RECORDS SUPPLIED:
-=-=-

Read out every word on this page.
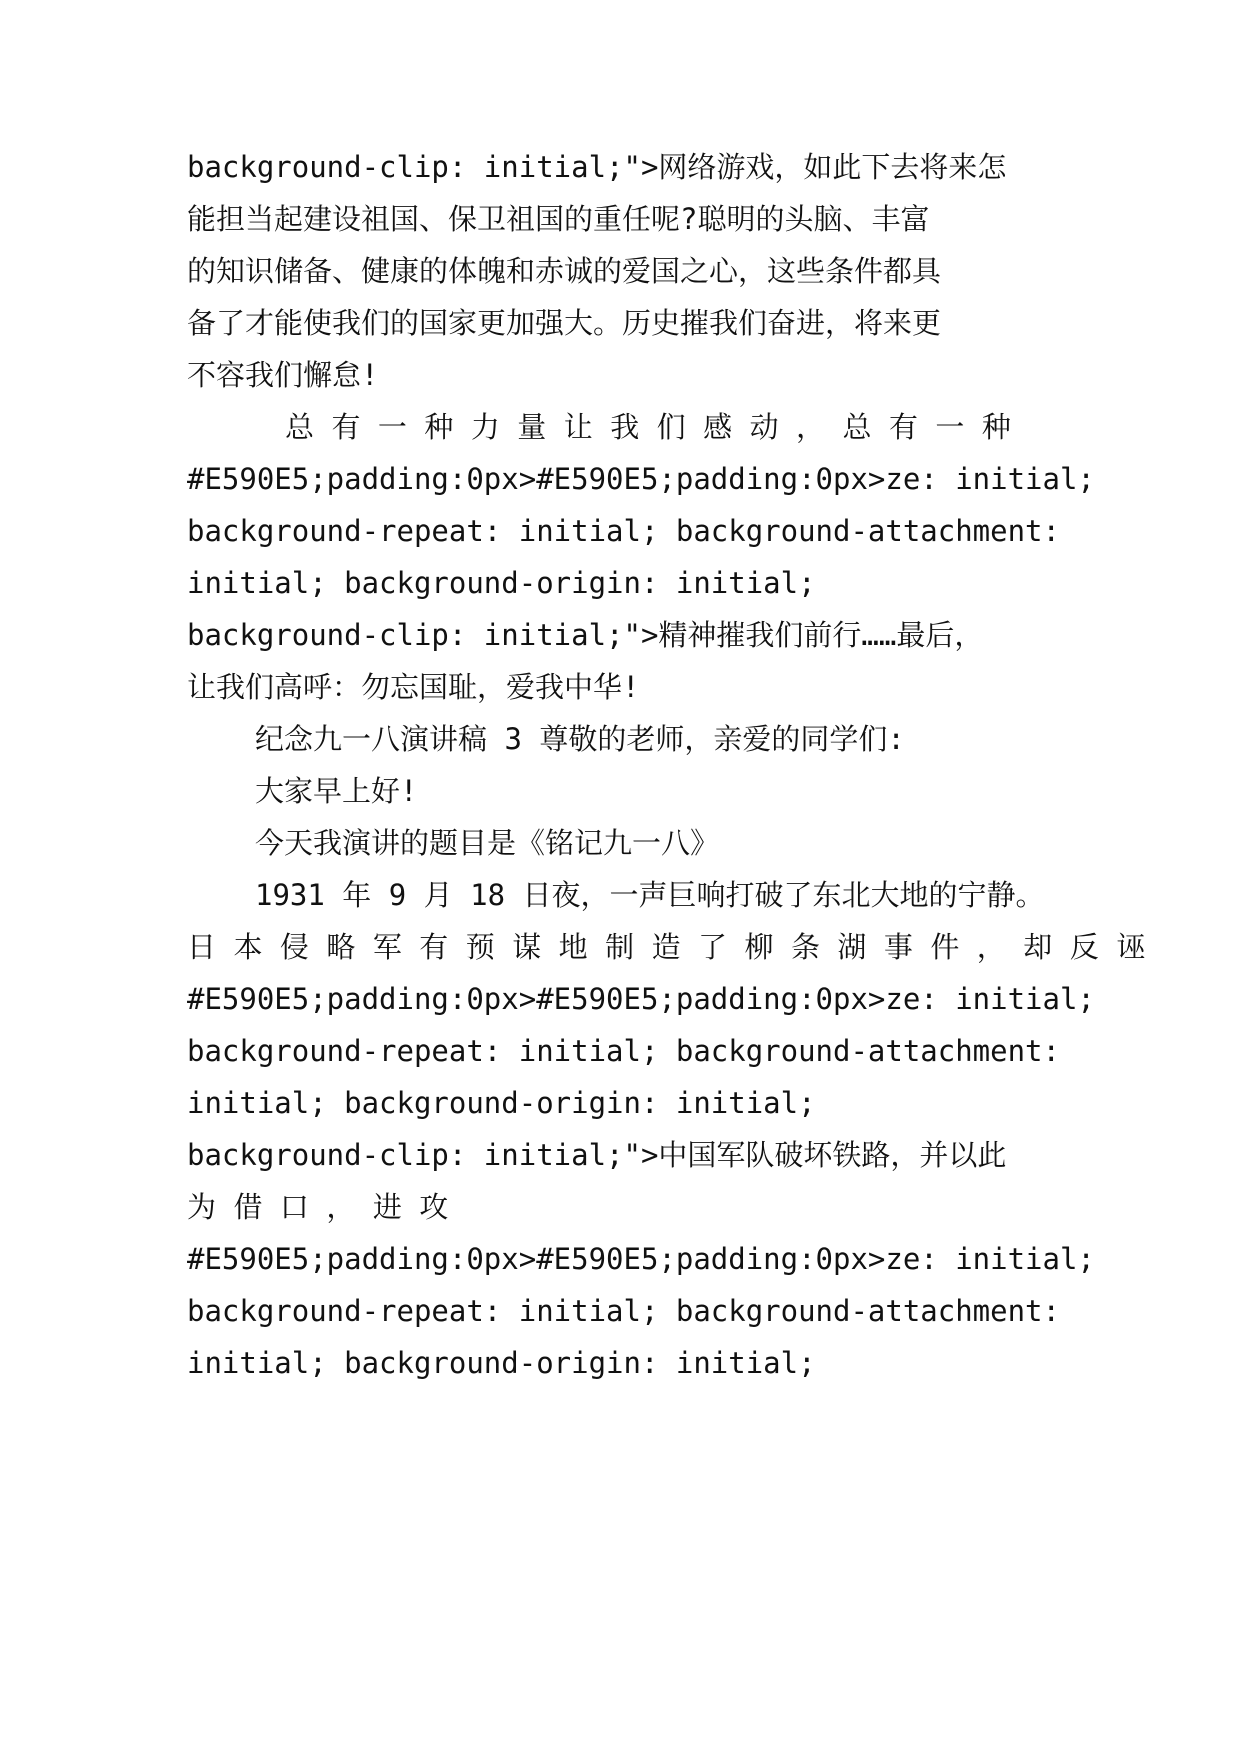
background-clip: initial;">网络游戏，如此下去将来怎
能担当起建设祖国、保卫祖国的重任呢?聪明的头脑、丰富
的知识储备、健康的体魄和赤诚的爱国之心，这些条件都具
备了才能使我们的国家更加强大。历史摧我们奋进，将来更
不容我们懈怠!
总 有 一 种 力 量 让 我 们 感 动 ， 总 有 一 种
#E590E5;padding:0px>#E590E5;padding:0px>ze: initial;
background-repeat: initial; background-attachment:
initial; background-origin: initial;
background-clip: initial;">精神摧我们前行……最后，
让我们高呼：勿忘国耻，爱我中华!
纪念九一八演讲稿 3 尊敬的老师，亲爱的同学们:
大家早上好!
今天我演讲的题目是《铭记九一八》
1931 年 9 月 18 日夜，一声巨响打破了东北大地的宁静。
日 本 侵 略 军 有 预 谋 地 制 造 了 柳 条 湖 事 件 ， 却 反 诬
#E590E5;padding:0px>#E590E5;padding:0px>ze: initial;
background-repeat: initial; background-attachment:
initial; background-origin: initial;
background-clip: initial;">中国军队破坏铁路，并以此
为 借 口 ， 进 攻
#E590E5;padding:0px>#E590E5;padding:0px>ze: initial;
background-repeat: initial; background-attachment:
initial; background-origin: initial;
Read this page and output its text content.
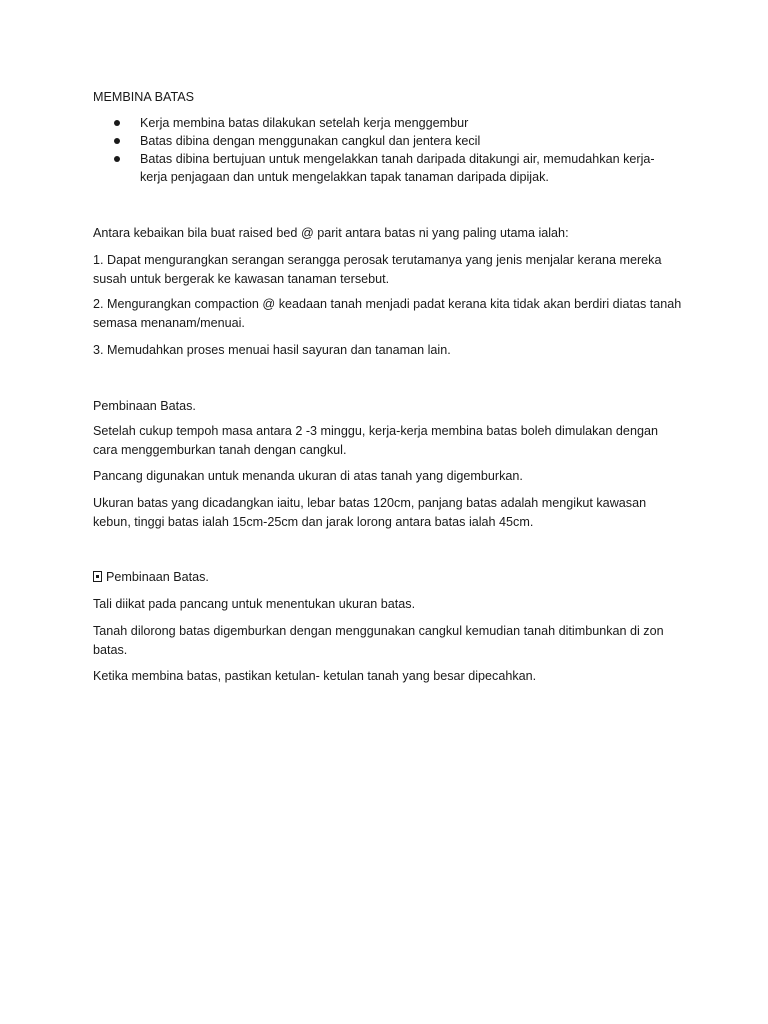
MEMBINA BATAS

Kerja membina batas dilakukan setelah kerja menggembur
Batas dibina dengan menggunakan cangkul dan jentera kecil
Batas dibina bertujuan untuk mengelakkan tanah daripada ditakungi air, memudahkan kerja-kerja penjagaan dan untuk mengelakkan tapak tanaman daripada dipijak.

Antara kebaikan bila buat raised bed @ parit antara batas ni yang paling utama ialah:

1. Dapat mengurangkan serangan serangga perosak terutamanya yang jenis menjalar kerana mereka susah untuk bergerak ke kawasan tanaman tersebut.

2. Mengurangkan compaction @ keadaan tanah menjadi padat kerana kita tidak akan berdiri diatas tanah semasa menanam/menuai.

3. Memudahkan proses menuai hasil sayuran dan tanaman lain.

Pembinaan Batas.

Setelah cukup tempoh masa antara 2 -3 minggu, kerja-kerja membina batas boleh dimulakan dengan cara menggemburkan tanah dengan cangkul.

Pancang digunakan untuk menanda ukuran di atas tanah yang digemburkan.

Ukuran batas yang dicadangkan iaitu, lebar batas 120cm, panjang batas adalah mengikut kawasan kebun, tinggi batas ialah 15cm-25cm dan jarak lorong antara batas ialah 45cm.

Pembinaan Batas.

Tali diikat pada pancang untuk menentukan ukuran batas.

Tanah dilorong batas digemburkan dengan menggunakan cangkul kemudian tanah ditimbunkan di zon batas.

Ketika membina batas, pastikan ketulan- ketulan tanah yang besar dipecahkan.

-=-=-

INSTRUCTIONS FOR THE TASK: Quote the records in full and exactly; skip any image.

THE COMPLETED TASK:
Read out every word on this page.
background-clip: initial;">网络游戏，如此下去将来怎
能担当起建设祖国、保卫祖国的重任呢?聪明的头脑、丰富
的知识储备、健康的体魄和赤诚的爱国之心，这些条件都具
备了才能使我们的国家更加强大。历史摧我们奋进，将来更
不容我们懈怠!
总 有 一 种 力 量 让 我 们 感 动 ， 总 有 一 种
#E590E5;padding:0px>#E590E5;padding:0px>ze: initial;
background-repeat: initial; background-attachment:
initial; background-origin: initial;
background-clip: initial;">精神摧我们前行……最后，
让我们高呼：勿忘国耻，爱我中华!
纪念九一八演讲稿 3 尊敬的老师，亲爱的同学们:
大家早上好!
今天我演讲的题目是《铭记九一八》
1931 年 9 月 18 日夜，一声巨响打破了东北大地的宁静。
日 本 侵 略 军 有 预 谋 地 制 造 了 柳 条 湖 事 件 ， 却 反 诬
#E590E5;padding:0px>#E590E5;padding:0px>ze: initial;
background-repeat: initial; background-attachment:
initial; background-origin: initial;
background-clip: initial;">中国军队破坏铁路，并以此
为 借 口 ， 进 攻
#E590E5;padding:0px>#E590E5;padding:0px>ze: initial;
background-repeat: initial; background-attachment:
initial; background-origin: initial;
Read this page and output its text content.
MEMBINA BATAS

Kerja membina batas dilakukan setelah kerja menggembur
Batas dibina dengan menggunakan cangkul dan jentera kecil
Batas dibina bertujuan untuk mengelakkan tanah daripada ditakungi air, memudahkan kerja-kerja penjagaan dan untuk mengelakkan tapak tanaman daripada dipijak.

Antara kebaikan bila buat raised bed @ parit antara batas ni yang paling utama ialah:

1. Dapat mengurangkan serangan serangga perosak terutamanya yang jenis menjalar kerana mereka susah untuk bergerak ke kawasan tanaman tersebut.

2. Mengurangkan compaction @ keadaan tanah menjadi padat kerana kita tidak akan berdiri diatas tanah semasa menanam/menuai.

3. Memudahkan proses menuai hasil sayuran dan tanaman lain.

Pembinaan Batas.

Setelah cukup tempoh masa antara 2 -3 minggu, kerja-kerja membina batas boleh dimulakan dengan cara menggemburkan tanah dengan cangkul.

Pancang digunakan untuk menanda ukuran di atas tanah yang digemburkan.

Ukuran batas yang dicadangkan iaitu, lebar batas 120cm, panjang batas adalah mengikut kawasan kebun, tinggi batas ialah 15cm-25cm dan jarak lorong antara batas ialah 45cm.

Pembinaan Batas.

Tali diikat pada pancang untuk menentukan ukuran batas.

Tanah dilorong batas digemburkan dengan menggunakan cangkul kemudian tanah ditimbunkan di zon batas.

Ketika membina batas, pastikan ketulan- ketulan tanah yang besar dipecahkan.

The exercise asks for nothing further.